### [What the task requires]
Where the string "rate" occurs in the material below, report the whole line.

# Start of Input for this task

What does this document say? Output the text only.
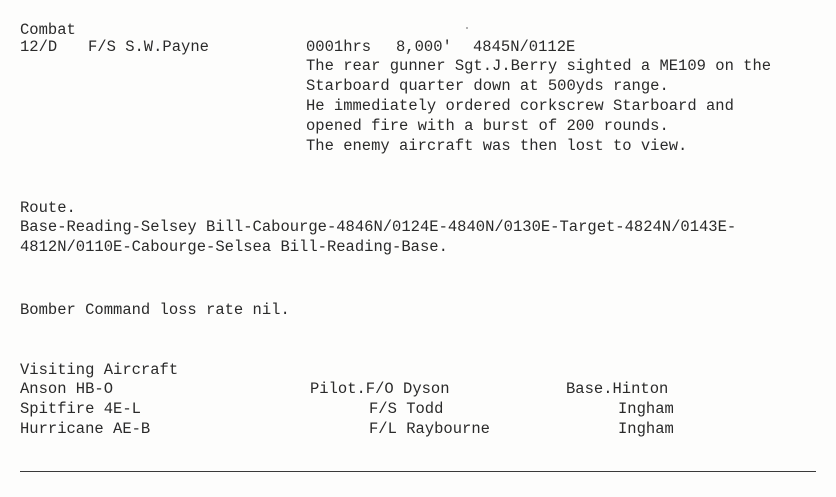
Combat
12/D F/S S.W.Payne	0001hrs 8,000' 4845N/0112E
The rear gunner Sgt.J.Berry sighted a ME109 on the
Starboard quarter down at 500yds range.
He immediately ordered corkscrew Starboard and
opened fire with a burst of 200 rounds.
The enemy aircraft was then lost to view.
Route.
Base-Reading-Selsey Bill-Cabourge-4846N/0124E-4840N/0130E-Target-4824N/0143E-
4812N/0110E-Cabourge-Selsea Bill-Reading-Base.
Bomber Command loss rate nil.
Visiting Aircraft
Anson HB-O	Pilot.F/O Dyson	Base.Hinton
Spitfire 4E-L	F/S Todd	Ingham
Hurricane AE-B	F/L Raybourne	Ingham
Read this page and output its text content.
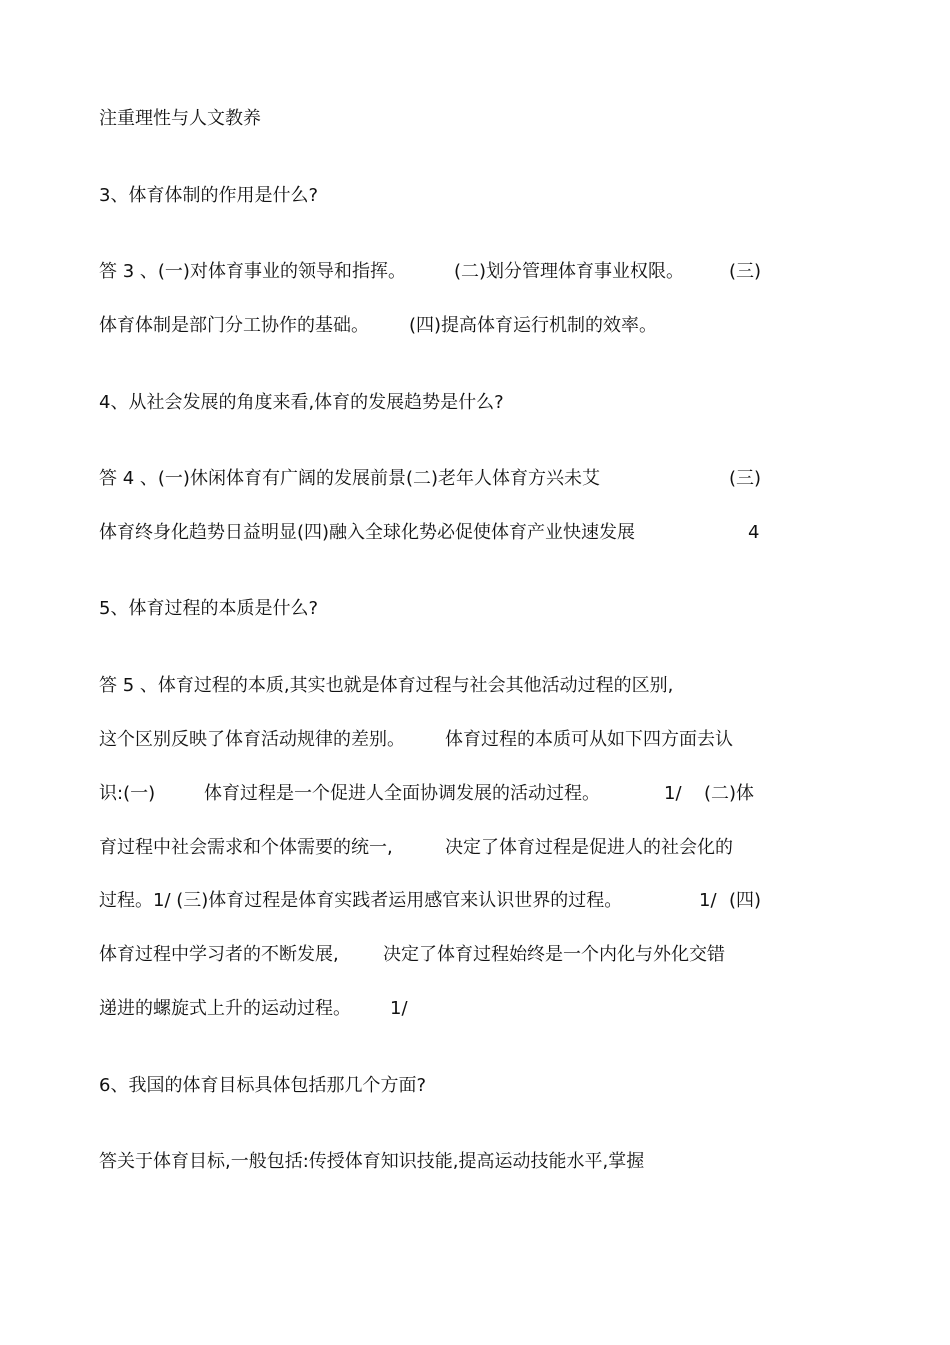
注重理性与人文教养

3、体育体制的作用是什么?

答 3 、(一)对体育事业的领导和指挥。

	(二)划分管理体育事业权限。

(三)

体育体制是部门分工协作的基础。

(四)提高体育运行机制的效率。

4、从社会发展的角度来看,体育的发展趋势是什么?

答 4 、(一)休闲体育有广阔的发展前景(二)老年人体育方兴未艾

	(三)

体育终身化趋势日益明显(四)融入全球化势必促使体育产业快速发展

	4

5、体育过程的本质是什么?

答 5 、体育过程的本质,其实也就是体育过程与社会其他活动过程的区别,

这个区别反映了体育活动规律的差别。

体育过程的本质可从如下四方面去认

识:(一)

	体育过程是一个促进人全面协调发展的活动过程。

	1/

(二)体

育过程中社会需求和个体需要的统一,

	决定了体育过程是促进人的社会化的

过程。1/ (三)体育过程是体育实践者运用感官来认识世界的过程。

	1/

(四)

体育过程中学习者的不断发展,

决定了体育过程始终是一个内化与外化交错

递进的螺旋式上升的运动过程。

1/

6、我国的体育目标具体包括那几个方面?

答关于体育目标,一般包括:传授体育知识技能,提高运动技能水平,掌握
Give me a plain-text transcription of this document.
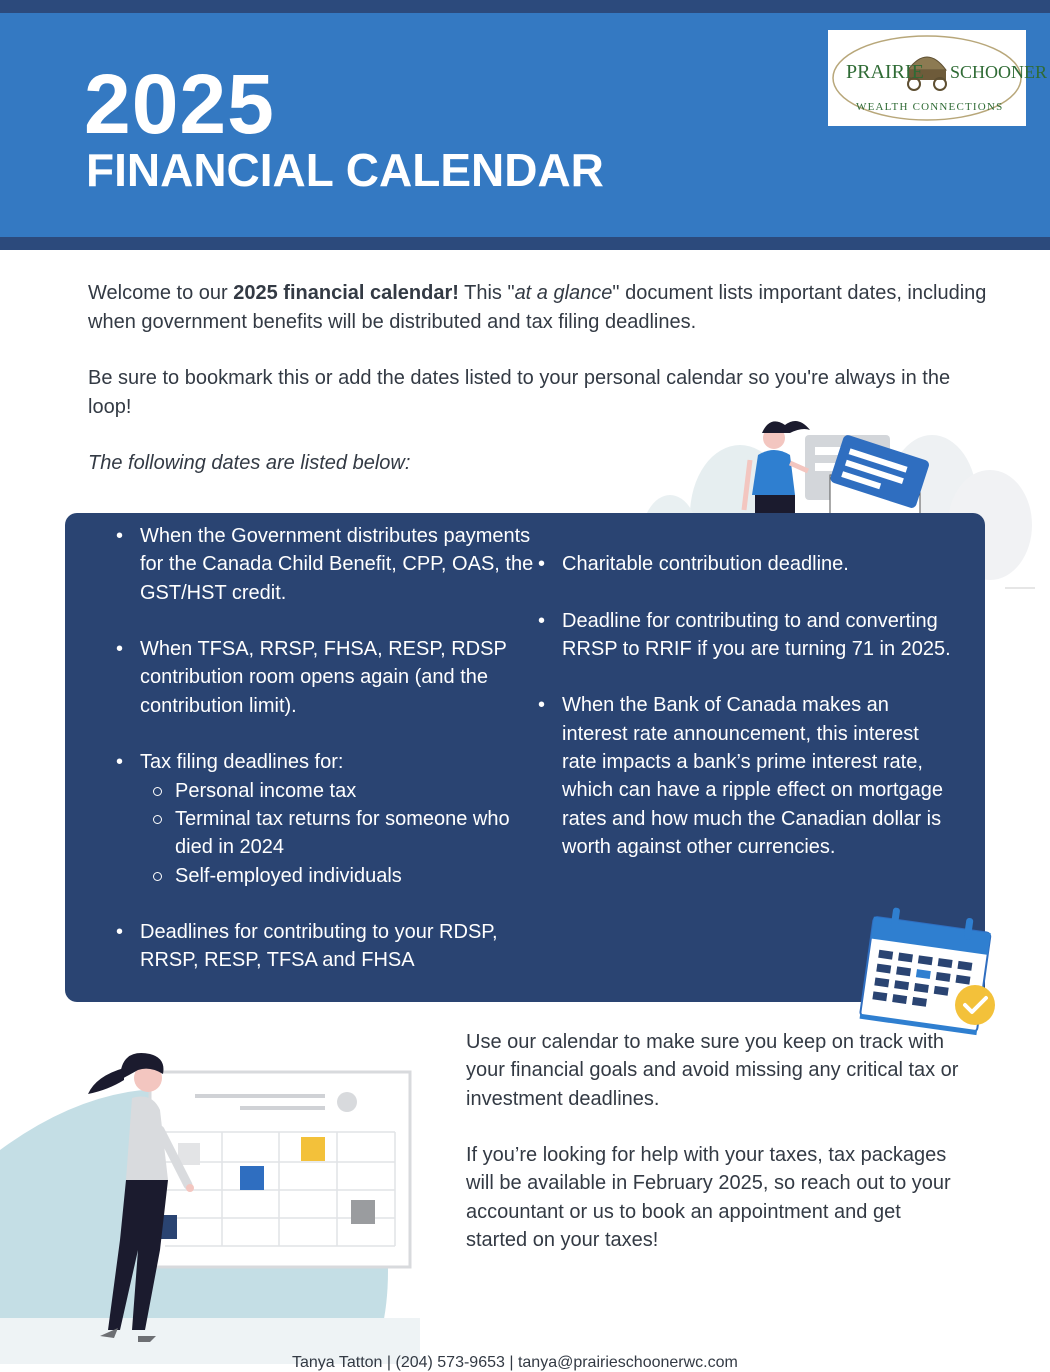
2025
FINANCIAL CALENDAR
PRAIRIE SCHOONER
WEALTH CONNECTIONS

Welcome to our 2025 financial calendar! This "at a glance" document lists important dates, including when government benefits will be distributed and tax filing deadlines.

Be sure to bookmark this or add the dates listed to your personal calendar so you're always in the loop!

The following dates are listed below:

• When the Government distributes payments for the Canada Child Benefit, CPP, OAS, the GST/HST credit.
• When TFSA, RRSP, FHSA, RESP, RDSP contribution room opens again (and the contribution limit).
• Tax filing deadlines for:
Personal income tax
Terminal tax returns for someone who died in 2024
Self-employed individuals
• Deadlines for contributing to your RDSP, RRSP, RESP, TFSA and FHSA
• Charitable contribution deadline.
• Deadline for contributing to and converting RRSP to RRIF if you are turning 71 in 2025.
• When the Bank of Canada makes an interest rate announcement, this interest rate impacts a bank’s prime interest rate, which can have a ripple effect on mortgage rates and how much the Canadian dollar is worth against other currencies.

Use our calendar to make sure you keep on track with your financial goals and avoid missing any critical tax or investment deadlines.

If you’re looking for help with your taxes, tax packages will be available in February 2025, so reach out to your accountant or us to book an appointment and get started on your taxes!

Tanya Tatton | (204) 573-9653 | tanya@prairieschoonerwc.com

# End of Input for this task

### [Exercise output]
Bomber Command loss rate nil.
• When the Bank of Canada makes an interest rate announcement, this interest rate impacts a bank’s prime interest rate, which can have a ripple effect on mortgage rates and how much the Canadian dollar is worth against other currencies.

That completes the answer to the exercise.